> **Work required**:
Practice item. Set the material below down again exactly, with no pictures.

= = = = = = =

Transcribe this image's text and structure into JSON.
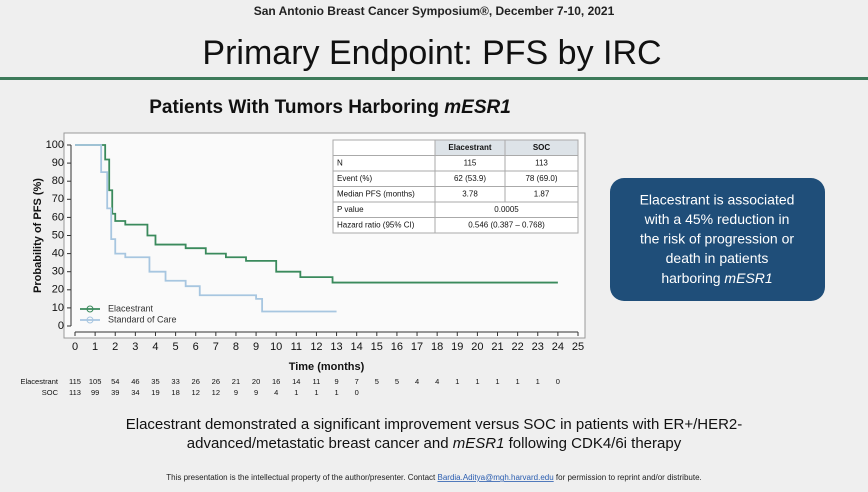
{
  "header": "San Antonio Breast Cancer Symposium®, December 7-10, 2021",
  "title": "Primary Endpoint: PFS by IRC",
  "chart_data": {
    "type": "line",
    "title": [
      "Patients With Tumors Harboring ",
      "mESR1"
    ],
    "x_label": "Time (months)",
    "y_label": "Probability of PFS (%)",
    "xlim": [
      0,
      25
    ],
    "xticks": [
      0,
      1,
      2,
      3,
      4,
      5,
      6,
      7,
      8,
      9,
      10,
      11,
      12,
      13,
      14,
      15,
      16,
      17,
      18,
      19,
      20,
      21,
      22,
      23,
      24,
      25
    ],
    "ylim": [
      0,
      100
    ],
    "yticks": [
      0,
      10,
      20,
      30,
      40,
      50,
      60,
      70,
      80,
      90,
      100
    ],
    "legend": "lower left",
    "series": [
      {
        "name": "Elacestrant",
        "color": "#3a8a5c",
        "x": [
          0,
          1.5,
          1.5,
          1.7,
          1.7,
          1.85,
          1.85,
          2.0,
          2.0,
          2.5,
          2.5,
          3.6,
          3.6,
          4.0,
          4.0,
          5.5,
          5.5,
          6.5,
          6.5,
          7.5,
          7.5,
          8.5,
          8.5,
          10.0,
          10.0,
          11.2,
          11.2,
          12.8,
          12.8,
          24.0
        ],
        "values": [
          100,
          100,
          92,
          92,
          75,
          75,
          62,
          62,
          58,
          58,
          56,
          56,
          50,
          50,
          45,
          45,
          43,
          43,
          40,
          40,
          38,
          38,
          36,
          36,
          30,
          30,
          27,
          27,
          24,
          24
        ]
      },
      {
        "name": "Standard of Care",
        "color": "#a7c6e0",
        "x": [
          0,
          1.3,
          1.3,
          1.6,
          1.6,
          1.8,
          1.8,
          2.0,
          2.0,
          2.5,
          2.5,
          3.7,
          3.7,
          4.5,
          4.5,
          5.5,
          5.5,
          6.2,
          6.2,
          9.0,
          9.0,
          9.3,
          9.3,
          13.0
        ],
        "values": [
          100,
          100,
          85,
          85,
          65,
          65,
          48,
          48,
          40,
          40,
          38,
          38,
          30,
          30,
          25,
          25,
          22,
          22,
          17,
          17,
          15,
          15,
          8,
          8
        ]
      }
    ],
    "inset_table": {
      "header": [
        "Elacestrant",
        "SOC"
      ],
      "rows": [
        [
          "N",
          "115",
          "113"
        ],
        [
          "Event (%)",
          "62 (53.9)",
          "78 (69.0)"
        ],
        [
          "Median PFS (months)",
          "3.78",
          "1.87"
        ],
        [
          "P value",
          "0.0005"
        ],
        [
          "Hazard ratio (95% CI)",
          "0.546 (0.387 – 0.768)"
        ]
      ]
    },
    "at_risk": [
      {
        "label": "Elacestrant",
        "values": [
          115,
          105,
          54,
          46,
          35,
          33,
          26,
          26,
          21,
          20,
          16,
          14,
          11,
          9,
          7,
          5,
          5,
          4,
          4,
          1,
          1,
          1,
          1,
          1,
          0
        ]
      },
      {
        "label": "SOC",
        "values": [
          113,
          99,
          39,
          34,
          19,
          18,
          12,
          12,
          9,
          9,
          4,
          1,
          1,
          1,
          0
        ]
      }
    ]
  },
  "callout": {
    "lines": [
      "Elacestrant is associated",
      "with a 45% reduction in",
      "the risk of progression or",
      "death in patients"
    ],
    "last": [
      "harboring ",
      "mESR1"
    ]
  },
  "conclusion": {
    "line1": "Elacestrant demonstrated a significant improvement versus SOC in patients with ER+/HER2-",
    "line2": [
      "advanced/metastatic breast cancer and ",
      "mESR1",
      " following CDK4/6i therapy"
    ]
  },
  "footer": [
    "This presentation is the intellectual property of the author/presenter. Contact ",
    "Bardia.Aditya@mgh.harvard.edu",
    " for permission to reprint and/or distribute."
  ]
}
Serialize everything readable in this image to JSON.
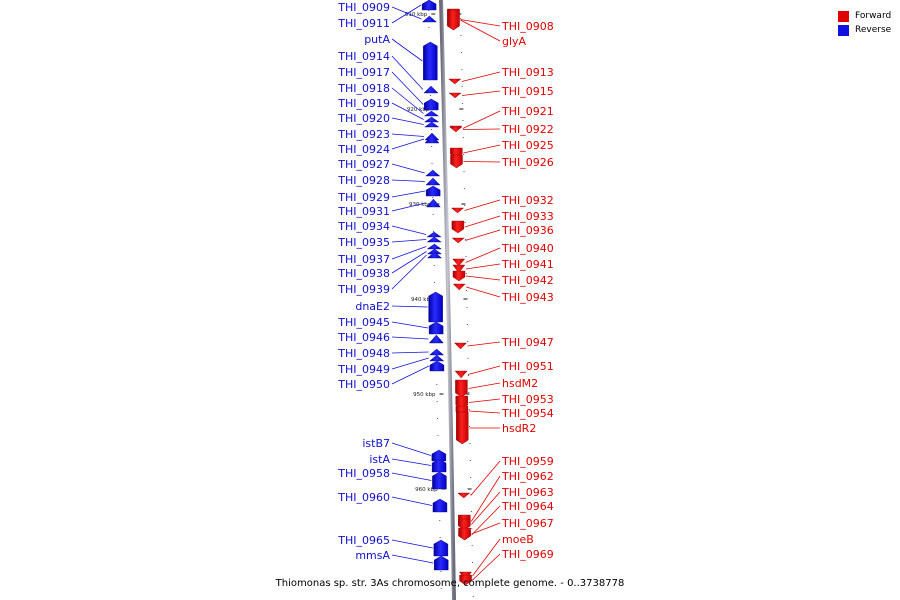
{
  "title": "Thiomonas sp. str. 3As chromosome, complete genome. - 0..3738778",
  "legend": [
    {
      "label": "Forward",
      "color": "#e00000"
    },
    {
      "label": "Reverse",
      "color": "#1010e0"
    }
  ],
  "colors": {
    "forward": "#e00000",
    "reverse": "#1010e0",
    "backbone": "#8a8a9a"
  },
  "ticks": [
    "910 kbp",
    "920 kbp",
    "930 kbp",
    "940 kbp",
    "950 kbp",
    "960 kbp"
  ],
  "forward_genes": [
    {
      "name": "THI_0908"
    },
    {
      "name": "glyA"
    },
    {
      "name": "THI_0913"
    },
    {
      "name": "THI_0915"
    },
    {
      "name": "THI_0921"
    },
    {
      "name": "THI_0922"
    },
    {
      "name": "THI_0925"
    },
    {
      "name": "THI_0926"
    },
    {
      "name": "THI_0932"
    },
    {
      "name": "THI_0933"
    },
    {
      "name": "THI_0936"
    },
    {
      "name": "THI_0940"
    },
    {
      "name": "THI_0941"
    },
    {
      "name": "THI_0942"
    },
    {
      "name": "THI_0943"
    },
    {
      "name": "THI_0947"
    },
    {
      "name": "THI_0951"
    },
    {
      "name": "hsdM2"
    },
    {
      "name": "THI_0953"
    },
    {
      "name": "THI_0954"
    },
    {
      "name": "hsdR2"
    },
    {
      "name": "THI_0959"
    },
    {
      "name": "THI_0962"
    },
    {
      "name": "THI_0963"
    },
    {
      "name": "THI_0964"
    },
    {
      "name": "THI_0967"
    },
    {
      "name": "moeB"
    },
    {
      "name": "THI_0969"
    }
  ],
  "reverse_genes": [
    {
      "name": "THI_0909"
    },
    {
      "name": "THI_0911"
    },
    {
      "name": "putA"
    },
    {
      "name": "THI_0914"
    },
    {
      "name": "THI_0917"
    },
    {
      "name": "THI_0918"
    },
    {
      "name": "THI_0919"
    },
    {
      "name": "THI_0920"
    },
    {
      "name": "THI_0923"
    },
    {
      "name": "THI_0924"
    },
    {
      "name": "THI_0927"
    },
    {
      "name": "THI_0928"
    },
    {
      "name": "THI_0929"
    },
    {
      "name": "THI_0931"
    },
    {
      "name": "THI_0934"
    },
    {
      "name": "THI_0935"
    },
    {
      "name": "THI_0937"
    },
    {
      "name": "THI_0938"
    },
    {
      "name": "THI_0939"
    },
    {
      "name": "dnaE2"
    },
    {
      "name": "THI_0945"
    },
    {
      "name": "THI_0946"
    },
    {
      "name": "THI_0948"
    },
    {
      "name": "THI_0949"
    },
    {
      "name": "THI_0950"
    },
    {
      "name": "istB7"
    },
    {
      "name": "istA"
    },
    {
      "name": "THI_0958"
    },
    {
      "name": "THI_0960"
    },
    {
      "name": "THI_0965"
    },
    {
      "name": "mmsA"
    }
  ]
}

= = = = = = =

> **Solution to this exercise**:
Transcribe this image's text and structure into JSON.
{
  "header": "San Antonio Breast Cancer Symposium®, December 7-10, 2021",
  "title": "Primary Endpoint: PFS by IRC",
  "chart_data": {
    "type": "line",
    "title": [
      "Patients With Tumors Harboring ",
      "mESR1"
    ],
    "x_label": "Time (months)",
    "y_label": "Probability of PFS (%)",
    "xlim": [
      0,
      25
    ],
    "xticks": [
      0,
      1,
      2,
      3,
      4,
      5,
      6,
      7,
      8,
      9,
      10,
      11,
      12,
      13,
      14,
      15,
      16,
      17,
      18,
      19,
      20,
      21,
      22,
      23,
      24,
      25
    ],
    "ylim": [
      0,
      100
    ],
    "yticks": [
      0,
      10,
      20,
      30,
      40,
      50,
      60,
      70,
      80,
      90,
      100
    ],
    "legend": "lower left",
    "series": [
      {
        "name": "Elacestrant",
        "color": "#3a8a5c",
        "x": [
          0,
          1.5,
          1.5,
          1.7,
          1.7,
          1.85,
          1.85,
          2.0,
          2.0,
          2.5,
          2.5,
          3.6,
          3.6,
          4.0,
          4.0,
          5.5,
          5.5,
          6.5,
          6.5,
          7.5,
          7.5,
          8.5,
          8.5,
          10.0,
          10.0,
          11.2,
          11.2,
          12.8,
          12.8,
          24.0
        ],
        "values": [
          100,
          100,
          92,
          92,
          75,
          75,
          62,
          62,
          58,
          58,
          56,
          56,
          50,
          50,
          45,
          45,
          43,
          43,
          40,
          40,
          38,
          38,
          36,
          36,
          30,
          30,
          27,
          27,
          24,
          24
        ]
      },
      {
        "name": "Standard of Care",
        "color": "#a7c6e0",
        "x": [
          0,
          1.3,
          1.3,
          1.6,
          1.6,
          1.8,
          1.8,
          2.0,
          2.0,
          2.5,
          2.5,
          3.7,
          3.7,
          4.5,
          4.5,
          5.5,
          5.5,
          6.2,
          6.2,
          9.0,
          9.0,
          9.3,
          9.3,
          13.0
        ],
        "values": [
          100,
          100,
          85,
          85,
          65,
          65,
          48,
          48,
          40,
          40,
          38,
          38,
          30,
          30,
          25,
          25,
          22,
          22,
          17,
          17,
          15,
          15,
          8,
          8
        ]
      }
    ],
    "inset_table": {
      "header": [
        "Elacestrant",
        "SOC"
      ],
      "rows": [
        [
          "N",
          "115",
          "113"
        ],
        [
          "Event (%)",
          "62 (53.9)",
          "78 (69.0)"
        ],
        [
          "Median PFS (months)",
          "3.78",
          "1.87"
        ],
        [
          "P value",
          "0.0005"
        ],
        [
          "Hazard ratio (95% CI)",
          "0.546 (0.387 – 0.768)"
        ]
      ]
    },
    "at_risk": [
      {
        "label": "Elacestrant",
        "values": [
          115,
          105,
          54,
          46,
          35,
          33,
          26,
          26,
          21,
          20,
          16,
          14,
          11,
          9,
          7,
          5,
          5,
          4,
          4,
          1,
          1,
          1,
          1,
          1,
          0
        ]
      },
      {
        "label": "SOC",
        "values": [
          113,
          99,
          39,
          34,
          19,
          18,
          12,
          12,
          9,
          9,
          4,
          1,
          1,
          1,
          0
        ]
      }
    ]
  },
  "callout": {
    "lines": [
      "Elacestrant is associated",
      "with a 45% reduction in",
      "the risk of progression or",
      "death in patients"
    ],
    "last": [
      "harboring ",
      "mESR1"
    ]
  },
  "conclusion": {
    "line1": "Elacestrant demonstrated a significant improvement versus SOC in patients with ER+/HER2-",
    "line2": [
      "advanced/metastatic breast cancer and ",
      "mESR1",
      " following CDK4/6i therapy"
    ]
  },
  "footer": [
    "This presentation is the intellectual property of the author/presenter. Contact ",
    "Bardia.Aditya@mgh.harvard.edu",
    " for permission to reprint and/or distribute."
  ]
}
Serialize everything readable in this image to JSON.
{
  "title": "Thiomonas sp. str. 3As chromosome, complete genome. - 0..3738778",
  "legend": [
    {
      "label": "Forward",
      "color": "#e00000"
    },
    {
      "label": "Reverse",
      "color": "#1010e0"
    }
  ],
  "colors": {
    "forward": "#e00000",
    "reverse": "#1010e0",
    "backbone": "#8a8a9a"
  },
  "ticks": [
    "910 kbp",
    "920 kbp",
    "930 kbp",
    "940 kbp",
    "950 kbp",
    "960 kbp"
  ],
  "forward_genes": [
    {
      "name": "THI_0908"
    },
    {
      "name": "glyA"
    },
    {
      "name": "THI_0913"
    },
    {
      "name": "THI_0915"
    },
    {
      "name": "THI_0921"
    },
    {
      "name": "THI_0922"
    },
    {
      "name": "THI_0925"
    },
    {
      "name": "THI_0926"
    },
    {
      "name": "THI_0932"
    },
    {
      "name": "THI_0933"
    },
    {
      "name": "THI_0936"
    },
    {
      "name": "THI_0940"
    },
    {
      "name": "THI_0941"
    },
    {
      "name": "THI_0942"
    },
    {
      "name": "THI_0943"
    },
    {
      "name": "THI_0947"
    },
    {
      "name": "THI_0951"
    },
    {
      "name": "hsdM2"
    },
    {
      "name": "THI_0953"
    },
    {
      "name": "THI_0954"
    },
    {
      "name": "hsdR2"
    },
    {
      "name": "THI_0959"
    },
    {
      "name": "THI_0962"
    },
    {
      "name": "THI_0963"
    },
    {
      "name": "THI_0964"
    },
    {
      "name": "THI_0967"
    },
    {
      "name": "moeB"
    },
    {
      "name": "THI_0969"
    }
  ],
  "reverse_genes": [
    {
      "name": "THI_0909"
    },
    {
      "name": "THI_0911"
    },
    {
      "name": "putA"
    },
    {
      "name": "THI_0914"
    },
    {
      "name": "THI_0917"
    },
    {
      "name": "THI_0918"
    },
    {
      "name": "THI_0919"
    },
    {
      "name": "THI_0920"
    },
    {
      "name": "THI_0923"
    },
    {
      "name": "THI_0924"
    },
    {
      "name": "THI_0927"
    },
    {
      "name": "THI_0928"
    },
    {
      "name": "THI_0929"
    },
    {
      "name": "THI_0931"
    },
    {
      "name": "THI_0934"
    },
    {
      "name": "THI_0935"
    },
    {
      "name": "THI_0937"
    },
    {
      "name": "THI_0938"
    },
    {
      "name": "THI_0939"
    },
    {
      "name": "dnaE2"
    },
    {
      "name": "THI_0945"
    },
    {
      "name": "THI_0946"
    },
    {
      "name": "THI_0948"
    },
    {
      "name": "THI_0949"
    },
    {
      "name": "THI_0950"
    },
    {
      "name": "istB7"
    },
    {
      "name": "istA"
    },
    {
      "name": "THI_0958"
    },
    {
      "name": "THI_0960"
    },
    {
      "name": "THI_0965"
    },
    {
      "name": "mmsA"
    }
  ]
}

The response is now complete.